### Given exercise
Each of the entries should be retyped precisely as it appears.

[Extracted data entries]
··········

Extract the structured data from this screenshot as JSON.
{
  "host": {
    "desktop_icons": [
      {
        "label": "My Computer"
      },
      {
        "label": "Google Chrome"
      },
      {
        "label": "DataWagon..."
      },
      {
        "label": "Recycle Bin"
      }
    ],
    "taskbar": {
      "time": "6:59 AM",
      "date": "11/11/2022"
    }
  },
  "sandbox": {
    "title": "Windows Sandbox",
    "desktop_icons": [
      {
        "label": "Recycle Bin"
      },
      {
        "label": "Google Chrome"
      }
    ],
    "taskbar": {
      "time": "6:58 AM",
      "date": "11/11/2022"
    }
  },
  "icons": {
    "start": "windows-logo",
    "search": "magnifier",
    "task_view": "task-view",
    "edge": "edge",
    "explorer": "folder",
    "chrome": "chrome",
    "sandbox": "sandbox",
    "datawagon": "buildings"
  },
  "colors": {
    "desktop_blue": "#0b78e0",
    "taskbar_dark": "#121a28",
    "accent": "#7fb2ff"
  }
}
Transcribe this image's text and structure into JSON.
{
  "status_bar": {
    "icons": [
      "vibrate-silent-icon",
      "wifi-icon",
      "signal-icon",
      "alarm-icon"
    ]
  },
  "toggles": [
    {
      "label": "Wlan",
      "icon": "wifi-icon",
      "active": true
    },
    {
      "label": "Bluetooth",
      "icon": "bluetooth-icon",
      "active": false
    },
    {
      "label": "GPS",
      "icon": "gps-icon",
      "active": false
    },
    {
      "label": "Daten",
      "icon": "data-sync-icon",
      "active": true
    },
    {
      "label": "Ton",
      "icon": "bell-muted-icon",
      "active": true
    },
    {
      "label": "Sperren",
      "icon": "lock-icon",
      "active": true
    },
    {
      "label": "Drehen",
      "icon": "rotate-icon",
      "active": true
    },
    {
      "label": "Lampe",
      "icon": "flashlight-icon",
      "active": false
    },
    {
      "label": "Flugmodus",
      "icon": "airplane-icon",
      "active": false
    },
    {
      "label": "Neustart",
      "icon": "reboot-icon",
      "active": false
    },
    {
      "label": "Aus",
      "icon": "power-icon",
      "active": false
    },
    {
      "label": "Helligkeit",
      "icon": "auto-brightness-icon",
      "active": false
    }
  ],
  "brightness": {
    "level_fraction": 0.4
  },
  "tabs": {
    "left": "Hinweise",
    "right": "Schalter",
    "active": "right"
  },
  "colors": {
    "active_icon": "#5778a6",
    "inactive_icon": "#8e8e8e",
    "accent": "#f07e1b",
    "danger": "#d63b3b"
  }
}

··········

### Answer to the exercise
Extract the structured data from this screenshot as JSON.
{
  "host": {
    "desktop_icons": [
      {
        "label": "My Computer"
      },
      {
        "label": "Google Chrome"
      },
      {
        "label": "DataWagon..."
      },
      {
        "label": "Recycle Bin"
      }
    ],
    "taskbar": {
      "time": "6:59 AM",
      "date": "11/11/2022"
    }
  },
  "sandbox": {
    "title": "Windows Sandbox",
    "desktop_icons": [
      {
        "label": "Recycle Bin"
      },
      {
        "label": "Google Chrome"
      }
    ],
    "taskbar": {
      "time": "6:58 AM",
      "date": "11/11/2022"
    }
  },
  "icons": {
    "start": "windows-logo",
    "search": "magnifier",
    "task_view": "task-view",
    "edge": "edge",
    "explorer": "folder",
    "chrome": "chrome",
    "sandbox": "sandbox",
    "datawagon": "buildings"
  },
  "colors": {
    "desktop_blue": "#0b78e0",
    "taskbar_dark": "#121a28",
    "accent": "#7fb2ff"
  }
}
Transcribe this image's text and structure into JSON.
{
  "status_bar": {
    "icons": [
      "vibrate-silent-icon",
      "wifi-icon",
      "signal-icon",
      "alarm-icon"
    ]
  },
  "toggles": [
    {
      "label": "Wlan",
      "icon": "wifi-icon",
      "active": true
    },
    {
      "label": "Bluetooth",
      "icon": "bluetooth-icon",
      "active": false
    },
    {
      "label": "GPS",
      "icon": "gps-icon",
      "active": false
    },
    {
      "label": "Daten",
      "icon": "data-sync-icon",
      "active": true
    },
    {
      "label": "Ton",
      "icon": "bell-muted-icon",
      "active": true
    },
    {
      "label": "Sperren",
      "icon": "lock-icon",
      "active": true
    },
    {
      "label": "Drehen",
      "icon": "rotate-icon",
      "active": true
    },
    {
      "label": "Lampe",
      "icon": "flashlight-icon",
      "active": false
    },
    {
      "label": "Flugmodus",
      "icon": "airplane-icon",
      "active": false
    },
    {
      "label": "Neustart",
      "icon": "reboot-icon",
      "active": false
    },
    {
      "label": "Aus",
      "icon": "power-icon",
      "active": false
    },
    {
      "label": "Helligkeit",
      "icon": "auto-brightness-icon",
      "active": false
    }
  ],
  "brightness": {
    "level_fraction": 0.4
  },
  "tabs": {
    "left": "Hinweise",
    "right": "Schalter",
    "active": "right"
  },
  "colors": {
    "active_icon": "#5778a6",
    "inactive_icon": "#8e8e8e",
    "accent": "#f07e1b",
    "danger": "#d63b3b"
  }
}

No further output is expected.